TASK DESCRIPTION:
Repeat, exactly and completely, the entries shown underneath.

━━━━━ RECORDS FOR THE EXERCISE ━━━━━

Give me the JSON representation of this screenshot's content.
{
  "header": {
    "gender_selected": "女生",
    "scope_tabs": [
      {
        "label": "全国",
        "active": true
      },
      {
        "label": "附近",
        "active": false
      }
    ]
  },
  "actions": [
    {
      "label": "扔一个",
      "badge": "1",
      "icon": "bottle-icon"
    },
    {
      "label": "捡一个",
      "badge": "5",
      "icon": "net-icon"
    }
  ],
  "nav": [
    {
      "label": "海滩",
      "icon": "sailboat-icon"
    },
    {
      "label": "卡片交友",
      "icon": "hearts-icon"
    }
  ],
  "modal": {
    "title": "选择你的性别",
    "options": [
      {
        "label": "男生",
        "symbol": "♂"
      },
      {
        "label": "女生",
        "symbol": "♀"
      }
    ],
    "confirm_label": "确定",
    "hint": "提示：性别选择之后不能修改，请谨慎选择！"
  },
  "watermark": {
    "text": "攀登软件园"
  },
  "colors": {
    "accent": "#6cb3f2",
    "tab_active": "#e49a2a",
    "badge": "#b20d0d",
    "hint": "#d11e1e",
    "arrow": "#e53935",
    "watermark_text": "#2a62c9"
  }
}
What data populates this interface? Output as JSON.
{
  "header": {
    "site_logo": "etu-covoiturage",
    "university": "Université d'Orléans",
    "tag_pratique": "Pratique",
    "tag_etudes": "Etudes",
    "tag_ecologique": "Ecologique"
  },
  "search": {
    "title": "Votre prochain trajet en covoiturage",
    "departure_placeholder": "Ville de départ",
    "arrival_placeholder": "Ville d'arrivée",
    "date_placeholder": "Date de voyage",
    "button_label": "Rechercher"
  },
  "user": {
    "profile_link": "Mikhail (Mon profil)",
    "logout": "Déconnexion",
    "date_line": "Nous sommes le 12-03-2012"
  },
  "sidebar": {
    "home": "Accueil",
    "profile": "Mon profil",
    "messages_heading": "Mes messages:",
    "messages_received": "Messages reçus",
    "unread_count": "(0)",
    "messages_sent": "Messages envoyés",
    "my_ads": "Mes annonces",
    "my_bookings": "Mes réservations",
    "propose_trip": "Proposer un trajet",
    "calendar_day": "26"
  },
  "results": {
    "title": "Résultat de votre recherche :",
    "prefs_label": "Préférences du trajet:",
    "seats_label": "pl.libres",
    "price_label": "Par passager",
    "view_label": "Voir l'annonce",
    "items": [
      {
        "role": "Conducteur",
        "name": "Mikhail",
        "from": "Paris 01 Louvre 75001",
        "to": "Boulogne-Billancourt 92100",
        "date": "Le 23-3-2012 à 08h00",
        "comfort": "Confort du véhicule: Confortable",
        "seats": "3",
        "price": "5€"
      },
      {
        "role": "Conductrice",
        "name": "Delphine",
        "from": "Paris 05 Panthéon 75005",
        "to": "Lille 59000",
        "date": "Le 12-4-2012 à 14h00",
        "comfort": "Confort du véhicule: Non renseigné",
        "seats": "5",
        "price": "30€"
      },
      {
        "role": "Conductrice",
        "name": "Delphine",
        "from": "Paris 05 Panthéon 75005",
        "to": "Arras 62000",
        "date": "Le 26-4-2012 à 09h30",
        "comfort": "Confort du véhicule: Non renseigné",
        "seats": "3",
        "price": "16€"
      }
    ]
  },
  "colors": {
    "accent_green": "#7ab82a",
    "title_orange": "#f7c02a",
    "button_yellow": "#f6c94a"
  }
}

━━━━━

EXPECTED ANSWER:
Give me the JSON representation of this screenshot's content.
{
  "header": {
    "gender_selected": "女生",
    "scope_tabs": [
      {
        "label": "全国",
        "active": true
      },
      {
        "label": "附近",
        "active": false
      }
    ]
  },
  "actions": [
    {
      "label": "扔一个",
      "badge": "1",
      "icon": "bottle-icon"
    },
    {
      "label": "捡一个",
      "badge": "5",
      "icon": "net-icon"
    }
  ],
  "nav": [
    {
      "label": "海滩",
      "icon": "sailboat-icon"
    },
    {
      "label": "卡片交友",
      "icon": "hearts-icon"
    }
  ],
  "modal": {
    "title": "选择你的性别",
    "options": [
      {
        "label": "男生",
        "symbol": "♂"
      },
      {
        "label": "女生",
        "symbol": "♀"
      }
    ],
    "confirm_label": "确定",
    "hint": "提示：性别选择之后不能修改，请谨慎选择！"
  },
  "watermark": {
    "text": "攀登软件园"
  },
  "colors": {
    "accent": "#6cb3f2",
    "tab_active": "#e49a2a",
    "badge": "#b20d0d",
    "hint": "#d11e1e",
    "arrow": "#e53935",
    "watermark_text": "#2a62c9"
  }
}
What data populates this interface? Output as JSON.
{
  "header": {
    "site_logo": "etu-covoiturage",
    "university": "Université d'Orléans",
    "tag_pratique": "Pratique",
    "tag_etudes": "Etudes",
    "tag_ecologique": "Ecologique"
  },
  "search": {
    "title": "Votre prochain trajet en covoiturage",
    "departure_placeholder": "Ville de départ",
    "arrival_placeholder": "Ville d'arrivée",
    "date_placeholder": "Date de voyage",
    "button_label": "Rechercher"
  },
  "user": {
    "profile_link": "Mikhail (Mon profil)",
    "logout": "Déconnexion",
    "date_line": "Nous sommes le 12-03-2012"
  },
  "sidebar": {
    "home": "Accueil",
    "profile": "Mon profil",
    "messages_heading": "Mes messages:",
    "messages_received": "Messages reçus",
    "unread_count": "(0)",
    "messages_sent": "Messages envoyés",
    "my_ads": "Mes annonces",
    "my_bookings": "Mes réservations",
    "propose_trip": "Proposer un trajet",
    "calendar_day": "26"
  },
  "results": {
    "title": "Résultat de votre recherche :",
    "prefs_label": "Préférences du trajet:",
    "seats_label": "pl.libres",
    "price_label": "Par passager",
    "view_label": "Voir l'annonce",
    "items": [
      {
        "role": "Conducteur",
        "name": "Mikhail",
        "from": "Paris 01 Louvre 75001",
        "to": "Boulogne-Billancourt 92100",
        "date": "Le 23-3-2012 à 08h00",
        "comfort": "Confort du véhicule: Confortable",
        "seats": "3",
        "price": "5€"
      },
      {
        "role": "Conductrice",
        "name": "Delphine",
        "from": "Paris 05 Panthéon 75005",
        "to": "Lille 59000",
        "date": "Le 12-4-2012 à 14h00",
        "comfort": "Confort du véhicule: Non renseigné",
        "seats": "5",
        "price": "30€"
      },
      {
        "role": "Conductrice",
        "name": "Delphine",
        "from": "Paris 05 Panthéon 75005",
        "to": "Arras 62000",
        "date": "Le 26-4-2012 à 09h30",
        "comfort": "Confort du véhicule: Non renseigné",
        "seats": "3",
        "price": "16€"
      }
    ]
  },
  "colors": {
    "accent_green": "#7ab82a",
    "title_orange": "#f7c02a",
    "button_yellow": "#f6c94a"
  }
}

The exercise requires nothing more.